**Requirements**:
Look below. Copy each line that has "JSON" in it.

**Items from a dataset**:
>> START
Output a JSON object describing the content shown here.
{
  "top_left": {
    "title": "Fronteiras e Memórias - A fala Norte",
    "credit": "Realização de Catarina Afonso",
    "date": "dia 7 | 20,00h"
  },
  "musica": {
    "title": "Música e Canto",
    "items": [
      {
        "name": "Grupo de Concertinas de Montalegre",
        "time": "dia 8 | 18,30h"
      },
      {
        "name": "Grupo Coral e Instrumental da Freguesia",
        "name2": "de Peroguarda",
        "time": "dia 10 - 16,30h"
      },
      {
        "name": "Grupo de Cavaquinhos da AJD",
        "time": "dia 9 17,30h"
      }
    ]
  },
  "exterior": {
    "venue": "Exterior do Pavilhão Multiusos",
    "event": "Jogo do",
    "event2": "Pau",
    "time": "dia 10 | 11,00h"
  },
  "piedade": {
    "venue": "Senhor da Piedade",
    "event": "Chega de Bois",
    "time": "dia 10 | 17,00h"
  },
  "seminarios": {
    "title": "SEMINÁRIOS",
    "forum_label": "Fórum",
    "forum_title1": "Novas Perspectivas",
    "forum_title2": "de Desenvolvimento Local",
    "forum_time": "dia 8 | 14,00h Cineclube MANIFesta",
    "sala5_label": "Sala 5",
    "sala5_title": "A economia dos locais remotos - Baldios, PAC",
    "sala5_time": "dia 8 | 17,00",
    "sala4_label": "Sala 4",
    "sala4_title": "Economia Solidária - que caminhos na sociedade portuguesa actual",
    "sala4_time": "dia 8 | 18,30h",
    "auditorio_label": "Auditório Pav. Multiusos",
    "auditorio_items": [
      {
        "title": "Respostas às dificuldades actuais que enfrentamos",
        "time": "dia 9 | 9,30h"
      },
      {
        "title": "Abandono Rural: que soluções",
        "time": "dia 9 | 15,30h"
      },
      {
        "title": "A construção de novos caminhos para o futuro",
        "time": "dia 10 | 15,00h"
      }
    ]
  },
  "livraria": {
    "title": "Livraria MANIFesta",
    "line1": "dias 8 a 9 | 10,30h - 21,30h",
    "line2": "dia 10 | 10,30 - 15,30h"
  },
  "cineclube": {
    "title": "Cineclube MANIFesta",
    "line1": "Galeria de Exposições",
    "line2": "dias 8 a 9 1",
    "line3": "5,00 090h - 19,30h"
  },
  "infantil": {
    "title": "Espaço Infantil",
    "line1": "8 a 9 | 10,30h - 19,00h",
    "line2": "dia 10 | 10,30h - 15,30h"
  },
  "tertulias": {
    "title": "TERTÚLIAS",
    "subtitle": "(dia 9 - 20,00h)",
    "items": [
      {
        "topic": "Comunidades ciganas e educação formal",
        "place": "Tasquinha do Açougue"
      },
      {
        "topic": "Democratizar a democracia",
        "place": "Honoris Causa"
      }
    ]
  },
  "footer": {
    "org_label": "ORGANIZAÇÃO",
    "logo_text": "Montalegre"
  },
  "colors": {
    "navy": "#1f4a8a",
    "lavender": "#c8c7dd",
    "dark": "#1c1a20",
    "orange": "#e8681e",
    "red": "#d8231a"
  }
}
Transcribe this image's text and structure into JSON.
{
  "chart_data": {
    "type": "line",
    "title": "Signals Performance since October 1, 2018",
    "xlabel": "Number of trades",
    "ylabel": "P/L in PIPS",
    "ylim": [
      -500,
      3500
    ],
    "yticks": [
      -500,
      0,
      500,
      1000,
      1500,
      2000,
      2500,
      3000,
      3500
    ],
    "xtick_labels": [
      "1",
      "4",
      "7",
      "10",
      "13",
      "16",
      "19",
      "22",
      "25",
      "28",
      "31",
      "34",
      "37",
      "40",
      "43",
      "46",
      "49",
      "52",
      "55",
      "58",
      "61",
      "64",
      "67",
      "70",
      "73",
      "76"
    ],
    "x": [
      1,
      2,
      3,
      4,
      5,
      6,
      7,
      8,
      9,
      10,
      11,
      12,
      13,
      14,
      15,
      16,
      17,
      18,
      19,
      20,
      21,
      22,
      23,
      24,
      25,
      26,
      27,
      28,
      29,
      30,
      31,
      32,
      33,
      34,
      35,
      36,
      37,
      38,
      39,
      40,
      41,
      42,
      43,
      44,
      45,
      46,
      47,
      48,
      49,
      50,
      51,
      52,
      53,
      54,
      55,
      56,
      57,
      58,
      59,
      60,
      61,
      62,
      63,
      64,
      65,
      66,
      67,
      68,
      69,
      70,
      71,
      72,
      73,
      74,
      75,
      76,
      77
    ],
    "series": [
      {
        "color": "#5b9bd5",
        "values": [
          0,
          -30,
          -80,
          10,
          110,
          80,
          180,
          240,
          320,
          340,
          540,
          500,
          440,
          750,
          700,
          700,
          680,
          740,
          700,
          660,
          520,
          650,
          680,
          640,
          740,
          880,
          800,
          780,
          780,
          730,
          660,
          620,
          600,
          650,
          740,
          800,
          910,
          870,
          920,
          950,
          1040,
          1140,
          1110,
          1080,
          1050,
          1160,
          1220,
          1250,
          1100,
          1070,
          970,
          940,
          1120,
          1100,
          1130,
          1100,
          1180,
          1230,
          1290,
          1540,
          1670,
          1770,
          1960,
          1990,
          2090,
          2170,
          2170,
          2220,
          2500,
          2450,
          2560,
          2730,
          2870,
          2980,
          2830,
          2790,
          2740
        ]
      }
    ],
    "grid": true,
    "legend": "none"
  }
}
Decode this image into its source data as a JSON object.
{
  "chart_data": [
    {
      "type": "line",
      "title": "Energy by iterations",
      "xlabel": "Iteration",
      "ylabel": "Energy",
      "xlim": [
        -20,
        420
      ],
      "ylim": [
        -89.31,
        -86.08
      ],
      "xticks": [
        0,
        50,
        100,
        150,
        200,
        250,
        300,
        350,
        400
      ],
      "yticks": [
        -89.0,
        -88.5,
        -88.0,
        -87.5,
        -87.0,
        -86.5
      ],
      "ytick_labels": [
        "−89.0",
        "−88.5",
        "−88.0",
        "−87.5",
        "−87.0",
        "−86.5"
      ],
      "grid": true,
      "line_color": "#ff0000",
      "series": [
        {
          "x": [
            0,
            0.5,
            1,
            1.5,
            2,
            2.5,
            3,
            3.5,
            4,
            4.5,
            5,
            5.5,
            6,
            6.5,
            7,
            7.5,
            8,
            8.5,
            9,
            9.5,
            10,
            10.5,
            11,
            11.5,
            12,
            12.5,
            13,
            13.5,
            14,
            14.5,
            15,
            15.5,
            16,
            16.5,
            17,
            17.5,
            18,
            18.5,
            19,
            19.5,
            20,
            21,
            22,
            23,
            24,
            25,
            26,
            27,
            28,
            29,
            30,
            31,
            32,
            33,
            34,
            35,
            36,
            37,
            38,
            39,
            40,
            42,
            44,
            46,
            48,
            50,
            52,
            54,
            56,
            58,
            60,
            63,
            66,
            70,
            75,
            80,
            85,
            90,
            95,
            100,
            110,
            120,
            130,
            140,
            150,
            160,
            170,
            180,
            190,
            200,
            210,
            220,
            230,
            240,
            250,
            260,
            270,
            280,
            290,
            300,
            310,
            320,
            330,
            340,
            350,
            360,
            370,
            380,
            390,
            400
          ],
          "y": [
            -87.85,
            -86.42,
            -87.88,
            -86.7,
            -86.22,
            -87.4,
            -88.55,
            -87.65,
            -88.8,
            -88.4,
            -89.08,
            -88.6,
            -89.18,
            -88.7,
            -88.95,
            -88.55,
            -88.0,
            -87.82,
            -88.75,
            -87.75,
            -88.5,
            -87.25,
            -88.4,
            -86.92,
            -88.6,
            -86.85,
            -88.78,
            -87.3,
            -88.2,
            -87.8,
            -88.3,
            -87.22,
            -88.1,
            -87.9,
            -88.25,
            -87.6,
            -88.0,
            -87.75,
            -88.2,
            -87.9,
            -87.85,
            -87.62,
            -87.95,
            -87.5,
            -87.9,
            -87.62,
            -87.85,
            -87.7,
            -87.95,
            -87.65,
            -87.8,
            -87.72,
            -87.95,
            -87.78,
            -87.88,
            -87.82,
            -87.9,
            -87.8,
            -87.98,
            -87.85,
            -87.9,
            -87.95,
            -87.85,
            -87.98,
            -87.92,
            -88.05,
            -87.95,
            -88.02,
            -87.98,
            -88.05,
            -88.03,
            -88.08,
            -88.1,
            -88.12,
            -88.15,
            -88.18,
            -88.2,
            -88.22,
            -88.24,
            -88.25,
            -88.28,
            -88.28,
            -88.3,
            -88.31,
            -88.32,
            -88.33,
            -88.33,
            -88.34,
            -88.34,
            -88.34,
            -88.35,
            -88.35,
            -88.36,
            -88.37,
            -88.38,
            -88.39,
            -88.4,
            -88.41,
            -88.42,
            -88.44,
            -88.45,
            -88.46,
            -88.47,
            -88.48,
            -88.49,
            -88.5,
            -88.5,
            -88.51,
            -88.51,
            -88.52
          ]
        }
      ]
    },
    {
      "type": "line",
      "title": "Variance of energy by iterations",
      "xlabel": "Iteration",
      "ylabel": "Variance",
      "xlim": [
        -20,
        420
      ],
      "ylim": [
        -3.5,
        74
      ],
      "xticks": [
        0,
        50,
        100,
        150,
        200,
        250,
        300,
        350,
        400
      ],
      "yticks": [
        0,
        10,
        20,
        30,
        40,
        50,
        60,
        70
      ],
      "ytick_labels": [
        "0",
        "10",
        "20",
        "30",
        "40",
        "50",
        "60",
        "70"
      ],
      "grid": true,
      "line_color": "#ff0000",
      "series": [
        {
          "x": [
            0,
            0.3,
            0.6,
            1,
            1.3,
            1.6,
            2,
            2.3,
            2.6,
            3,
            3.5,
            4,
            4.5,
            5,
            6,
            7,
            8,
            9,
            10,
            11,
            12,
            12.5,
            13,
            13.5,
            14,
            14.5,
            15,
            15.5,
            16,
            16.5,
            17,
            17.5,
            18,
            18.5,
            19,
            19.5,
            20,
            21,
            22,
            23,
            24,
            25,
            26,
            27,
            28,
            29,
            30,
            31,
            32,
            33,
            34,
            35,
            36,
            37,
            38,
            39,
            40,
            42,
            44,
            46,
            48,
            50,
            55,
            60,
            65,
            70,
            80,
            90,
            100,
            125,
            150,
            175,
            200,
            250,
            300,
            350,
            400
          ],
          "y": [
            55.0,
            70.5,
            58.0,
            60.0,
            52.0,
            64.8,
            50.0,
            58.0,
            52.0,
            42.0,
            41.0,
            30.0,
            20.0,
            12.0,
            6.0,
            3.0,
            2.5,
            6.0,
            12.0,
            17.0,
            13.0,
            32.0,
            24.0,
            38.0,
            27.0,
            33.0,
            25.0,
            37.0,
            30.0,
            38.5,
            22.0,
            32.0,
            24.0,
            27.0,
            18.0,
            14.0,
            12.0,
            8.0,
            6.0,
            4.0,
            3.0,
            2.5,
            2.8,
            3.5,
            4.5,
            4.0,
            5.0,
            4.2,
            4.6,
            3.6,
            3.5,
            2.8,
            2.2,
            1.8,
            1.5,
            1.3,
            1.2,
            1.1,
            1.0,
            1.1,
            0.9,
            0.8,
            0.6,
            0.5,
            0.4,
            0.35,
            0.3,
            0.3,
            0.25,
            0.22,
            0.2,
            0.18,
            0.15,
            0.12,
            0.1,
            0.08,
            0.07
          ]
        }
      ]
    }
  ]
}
>> END
**Worked solution**:
Output a JSON object describing the content shown here.
Transcribe this image's text and structure into JSON.
Decode this image into its source data as a JSON object.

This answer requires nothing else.